Tasks and exercises >>
#1 Print everything in the kusamono thread from "## streetmorrisart (May" down to "(May 20, 2008)".
#2 According to the kusamono thread, who currently cares for the bonsai collection at the Chicago Botanic Garden?

Text provided >>
::::::::::
# Kusamono at the bonsai (penjing) pavillion



## MoreWater (May 18, 2008)

as the first I ever heard of kusamono was right here on ST, I thought I should post here. There was a little exhibit of kusamono at the penjing museum at the national arboretum in DC. I ran through it after a gesneriad meeting. Photos over here.

I don't see any of these being long term plantings but then I would have said the same of bonsai, so what do I know - maybe they can live this way for longer than I think.

On another note, I haven't had a slipper in bloom for the longest longest time. :evil:


----------



## Grandma M (May 19, 2008)

That is *FANTASTIC*. Oh how I would love to see that. Thanks for posting it.

Marilyn


----------



## NYEric (May 19, 2008)

MoreWater said:


> On another note, I haven't had a slipper in bloom for the longest longest time. :evil:



Buy more slippers! oke: 
Thanx for posting.


----------



## Leo Schordje (May 19, 2008)

Young Choe is quite an artist. Wow. Beautiful and serene. I wish I could visit the National Bonsai & Penjing exhibit more easily. I have only been there once. BTW - the potters Robert Lang and Sharon Edwards-Russel were at the Midwest Bonsai Society Show and Sale at the Chicago Botanic Garden this last weekend. I had a chance to see their pots first hand, and they make some exquisite pieces. Modestly priced too compared to Tokonome ware and some of the other potters. Thanks Ki.


----------



## streetmorrisart (May 19, 2008)

Beautiful! I’d have loved to go to both this and the event Leo mentioned—the collection at the CBG is spectacular.


----------



## Leo Schordje (May 20, 2008)

*Chicago Spring '08 Bonsai Show Critique*

The Bonsai Collection at the National Arboretum, and the Pacific Rim collection in Seattle Washington are the best bonsai collections and permanent exhibits in the USA. I believe the bonsai collection at the Chicago Botanic Garden is a close 3rd and may soon catch up or surpass the Pacific Rim collection. The quality of the main trees at the CBG is phenomenal, and really is the best collection made up almost entirely of masterpieces that originated with US materials. Very few trees of the CBG collection are imported. So this collection represents the American Bonsai Art at its finest. The National collection in DC has as its foundation a collection of famous trees from the Imperial Collection of Japan, gifted to the USA for the Bicentenial in 1976. So the National Collection represents some of the best of Bonsai, but especially the Japanese style. 

The Chicago Botanic Garden collection is currently under the care of Ivan Waters, who is an excellent artist and caretaker for this collection. A visit to the CBG is in order if you have any interest in bonsai.
::::::::::
Data lines >>
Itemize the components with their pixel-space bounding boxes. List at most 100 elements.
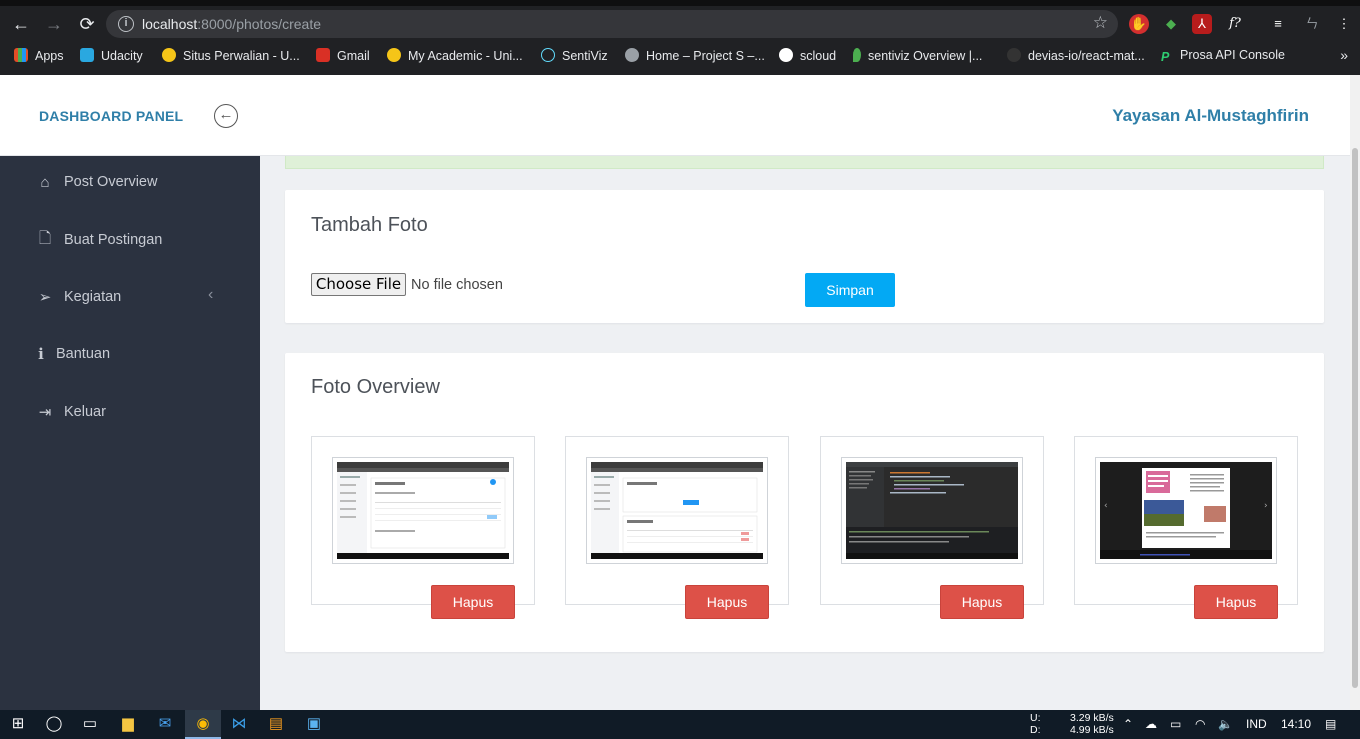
::::::::::
Complete answers >>
#1
## streetmorrisart (May 19, 2008)

Beautiful! I’d have loved to go to both this and the event Leo mentioned—the collection at the CBG is spectacular.


----------



## Leo Schordje (May 20, 2008)

#2 Ivan Waters